___ Entries ___
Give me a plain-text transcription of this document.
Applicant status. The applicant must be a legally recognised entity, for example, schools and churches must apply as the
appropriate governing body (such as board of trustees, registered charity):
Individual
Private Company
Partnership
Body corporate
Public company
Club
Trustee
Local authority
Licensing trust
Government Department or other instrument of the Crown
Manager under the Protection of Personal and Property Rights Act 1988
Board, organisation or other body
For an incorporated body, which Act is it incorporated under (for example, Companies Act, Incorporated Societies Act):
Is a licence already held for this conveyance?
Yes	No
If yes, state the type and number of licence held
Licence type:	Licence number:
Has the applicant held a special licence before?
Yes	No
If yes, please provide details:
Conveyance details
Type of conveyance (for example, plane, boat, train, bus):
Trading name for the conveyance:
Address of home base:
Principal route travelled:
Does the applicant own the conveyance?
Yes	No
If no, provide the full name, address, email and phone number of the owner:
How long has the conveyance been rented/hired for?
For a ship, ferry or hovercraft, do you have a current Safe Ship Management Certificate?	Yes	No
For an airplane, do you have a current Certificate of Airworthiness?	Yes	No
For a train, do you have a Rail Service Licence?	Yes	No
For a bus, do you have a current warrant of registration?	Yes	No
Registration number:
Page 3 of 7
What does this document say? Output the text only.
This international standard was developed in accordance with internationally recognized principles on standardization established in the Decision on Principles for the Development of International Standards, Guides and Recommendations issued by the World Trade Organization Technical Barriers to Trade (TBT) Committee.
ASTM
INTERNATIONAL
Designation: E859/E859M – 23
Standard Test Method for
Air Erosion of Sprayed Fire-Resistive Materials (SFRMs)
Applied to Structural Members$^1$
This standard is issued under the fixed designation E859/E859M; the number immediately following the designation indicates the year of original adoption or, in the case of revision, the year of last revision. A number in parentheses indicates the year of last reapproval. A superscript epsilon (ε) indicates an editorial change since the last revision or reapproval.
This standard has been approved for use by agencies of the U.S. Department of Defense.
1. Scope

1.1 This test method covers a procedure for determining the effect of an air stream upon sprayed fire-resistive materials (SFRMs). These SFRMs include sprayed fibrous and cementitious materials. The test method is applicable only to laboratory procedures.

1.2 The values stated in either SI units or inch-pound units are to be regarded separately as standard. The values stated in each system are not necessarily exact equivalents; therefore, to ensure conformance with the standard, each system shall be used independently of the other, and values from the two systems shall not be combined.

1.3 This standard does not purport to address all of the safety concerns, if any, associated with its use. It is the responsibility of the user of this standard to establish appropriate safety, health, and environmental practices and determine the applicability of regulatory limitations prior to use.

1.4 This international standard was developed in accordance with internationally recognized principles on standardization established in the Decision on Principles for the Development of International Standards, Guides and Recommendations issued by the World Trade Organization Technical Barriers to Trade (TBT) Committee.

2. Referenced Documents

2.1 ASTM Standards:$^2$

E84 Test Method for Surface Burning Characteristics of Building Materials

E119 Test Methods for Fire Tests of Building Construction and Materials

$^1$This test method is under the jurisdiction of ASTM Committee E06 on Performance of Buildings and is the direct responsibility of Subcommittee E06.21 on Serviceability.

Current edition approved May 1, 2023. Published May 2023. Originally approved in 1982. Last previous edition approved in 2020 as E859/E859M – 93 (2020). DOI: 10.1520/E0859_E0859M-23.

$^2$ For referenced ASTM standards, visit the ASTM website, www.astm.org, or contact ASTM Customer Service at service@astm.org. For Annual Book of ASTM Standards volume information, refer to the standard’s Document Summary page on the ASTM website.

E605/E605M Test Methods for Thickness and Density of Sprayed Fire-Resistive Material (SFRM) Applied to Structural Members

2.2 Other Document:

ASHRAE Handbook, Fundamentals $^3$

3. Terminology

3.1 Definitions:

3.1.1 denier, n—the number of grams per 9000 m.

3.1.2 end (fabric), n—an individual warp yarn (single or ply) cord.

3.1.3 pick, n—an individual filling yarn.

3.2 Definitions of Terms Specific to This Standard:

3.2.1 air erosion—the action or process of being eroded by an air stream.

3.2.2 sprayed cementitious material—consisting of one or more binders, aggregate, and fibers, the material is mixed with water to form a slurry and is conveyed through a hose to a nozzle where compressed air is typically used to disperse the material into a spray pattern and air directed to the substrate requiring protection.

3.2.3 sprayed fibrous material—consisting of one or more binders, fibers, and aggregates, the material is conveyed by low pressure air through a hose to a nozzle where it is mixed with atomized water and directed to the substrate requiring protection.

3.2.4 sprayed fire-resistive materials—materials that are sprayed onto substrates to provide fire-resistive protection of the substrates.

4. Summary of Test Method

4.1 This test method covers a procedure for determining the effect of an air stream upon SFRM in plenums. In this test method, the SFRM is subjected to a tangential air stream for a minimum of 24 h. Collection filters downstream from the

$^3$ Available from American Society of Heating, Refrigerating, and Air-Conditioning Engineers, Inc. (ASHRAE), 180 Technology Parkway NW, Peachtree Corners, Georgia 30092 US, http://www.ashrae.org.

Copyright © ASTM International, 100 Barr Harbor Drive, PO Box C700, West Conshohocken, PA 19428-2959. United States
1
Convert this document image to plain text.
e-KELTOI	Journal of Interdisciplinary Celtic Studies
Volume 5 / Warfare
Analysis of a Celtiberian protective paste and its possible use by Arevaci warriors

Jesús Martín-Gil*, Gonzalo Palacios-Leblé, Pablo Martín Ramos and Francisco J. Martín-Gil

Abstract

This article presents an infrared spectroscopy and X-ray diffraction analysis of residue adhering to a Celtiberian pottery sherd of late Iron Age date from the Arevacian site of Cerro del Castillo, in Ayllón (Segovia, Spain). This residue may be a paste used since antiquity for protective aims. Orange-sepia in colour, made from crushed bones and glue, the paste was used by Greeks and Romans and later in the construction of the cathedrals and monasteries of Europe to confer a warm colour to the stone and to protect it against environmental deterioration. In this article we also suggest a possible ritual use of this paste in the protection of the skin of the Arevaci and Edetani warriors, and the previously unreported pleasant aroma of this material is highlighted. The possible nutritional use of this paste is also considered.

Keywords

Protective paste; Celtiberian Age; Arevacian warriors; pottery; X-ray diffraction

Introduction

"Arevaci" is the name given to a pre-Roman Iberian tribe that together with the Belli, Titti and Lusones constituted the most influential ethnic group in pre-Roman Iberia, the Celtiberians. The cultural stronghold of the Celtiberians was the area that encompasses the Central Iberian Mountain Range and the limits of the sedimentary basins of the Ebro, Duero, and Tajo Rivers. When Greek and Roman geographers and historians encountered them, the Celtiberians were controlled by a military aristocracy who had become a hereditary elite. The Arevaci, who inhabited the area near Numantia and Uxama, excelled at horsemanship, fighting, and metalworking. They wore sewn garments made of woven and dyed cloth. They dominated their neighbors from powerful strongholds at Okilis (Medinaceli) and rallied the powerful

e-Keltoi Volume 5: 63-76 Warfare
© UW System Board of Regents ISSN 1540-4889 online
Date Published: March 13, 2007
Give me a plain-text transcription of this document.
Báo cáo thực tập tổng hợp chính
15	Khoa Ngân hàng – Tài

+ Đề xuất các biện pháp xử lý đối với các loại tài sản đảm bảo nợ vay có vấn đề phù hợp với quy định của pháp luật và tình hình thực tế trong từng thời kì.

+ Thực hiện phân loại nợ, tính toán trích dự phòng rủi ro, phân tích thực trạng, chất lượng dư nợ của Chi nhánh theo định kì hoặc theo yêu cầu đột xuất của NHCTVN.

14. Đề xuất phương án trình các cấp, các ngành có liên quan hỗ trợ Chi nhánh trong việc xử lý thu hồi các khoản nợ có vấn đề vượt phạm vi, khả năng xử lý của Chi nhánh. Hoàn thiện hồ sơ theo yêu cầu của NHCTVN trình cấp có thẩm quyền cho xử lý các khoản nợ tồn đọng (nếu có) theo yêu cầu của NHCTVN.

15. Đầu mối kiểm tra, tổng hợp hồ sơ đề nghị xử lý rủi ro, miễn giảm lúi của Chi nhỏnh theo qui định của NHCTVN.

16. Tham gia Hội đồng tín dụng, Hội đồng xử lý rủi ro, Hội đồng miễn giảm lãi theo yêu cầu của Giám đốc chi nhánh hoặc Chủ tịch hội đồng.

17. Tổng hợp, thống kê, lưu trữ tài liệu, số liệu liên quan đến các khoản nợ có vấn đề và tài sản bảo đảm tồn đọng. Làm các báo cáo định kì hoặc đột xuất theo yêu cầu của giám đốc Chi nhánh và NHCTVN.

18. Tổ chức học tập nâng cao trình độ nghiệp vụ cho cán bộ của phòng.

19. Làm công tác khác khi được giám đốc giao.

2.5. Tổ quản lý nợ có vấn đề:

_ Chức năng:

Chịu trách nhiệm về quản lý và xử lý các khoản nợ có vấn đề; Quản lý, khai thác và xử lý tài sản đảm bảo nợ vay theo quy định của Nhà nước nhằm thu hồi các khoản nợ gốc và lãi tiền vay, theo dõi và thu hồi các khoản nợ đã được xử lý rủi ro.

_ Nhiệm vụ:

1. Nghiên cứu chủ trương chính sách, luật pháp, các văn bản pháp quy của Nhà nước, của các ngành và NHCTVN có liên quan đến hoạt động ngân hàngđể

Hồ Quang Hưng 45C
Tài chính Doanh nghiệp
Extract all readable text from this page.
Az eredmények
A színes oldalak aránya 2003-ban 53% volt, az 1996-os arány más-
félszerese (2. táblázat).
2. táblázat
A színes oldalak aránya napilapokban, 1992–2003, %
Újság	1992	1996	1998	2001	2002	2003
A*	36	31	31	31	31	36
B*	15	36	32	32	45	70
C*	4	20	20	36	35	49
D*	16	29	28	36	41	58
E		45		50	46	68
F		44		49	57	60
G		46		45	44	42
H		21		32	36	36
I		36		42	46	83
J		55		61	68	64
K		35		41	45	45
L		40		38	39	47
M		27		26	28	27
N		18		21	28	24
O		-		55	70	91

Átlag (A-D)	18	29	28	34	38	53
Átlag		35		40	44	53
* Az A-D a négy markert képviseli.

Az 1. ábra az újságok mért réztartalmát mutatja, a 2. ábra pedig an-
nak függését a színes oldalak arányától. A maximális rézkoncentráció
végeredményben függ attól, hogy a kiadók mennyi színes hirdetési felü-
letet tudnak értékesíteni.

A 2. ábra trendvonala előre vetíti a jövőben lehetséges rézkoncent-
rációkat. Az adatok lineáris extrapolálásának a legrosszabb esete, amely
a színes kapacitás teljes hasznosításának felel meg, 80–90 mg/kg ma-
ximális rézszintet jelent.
___
▶ [Task objective]: In the lines above, locate the string "consisting". Copy every line where it occurs.

▶ [Problem solution]:
3.2.2 sprayed cementitious material—consisting of one or more binders, aggregate, and fibers, the material is mixed with water to form a slurry and is conveyed through a hose to a nozzle where compressed air is typically used to disperse the material into a spray pattern and air directed to the substrate requiring protection.
3.2.3 sprayed fibrous material—consisting of one or more binders, fibers, and aggregates, the material is conveyed by low pressure air through a hose to a nozzle where it is mixed with atomized water and directed to the substrate requiring protection.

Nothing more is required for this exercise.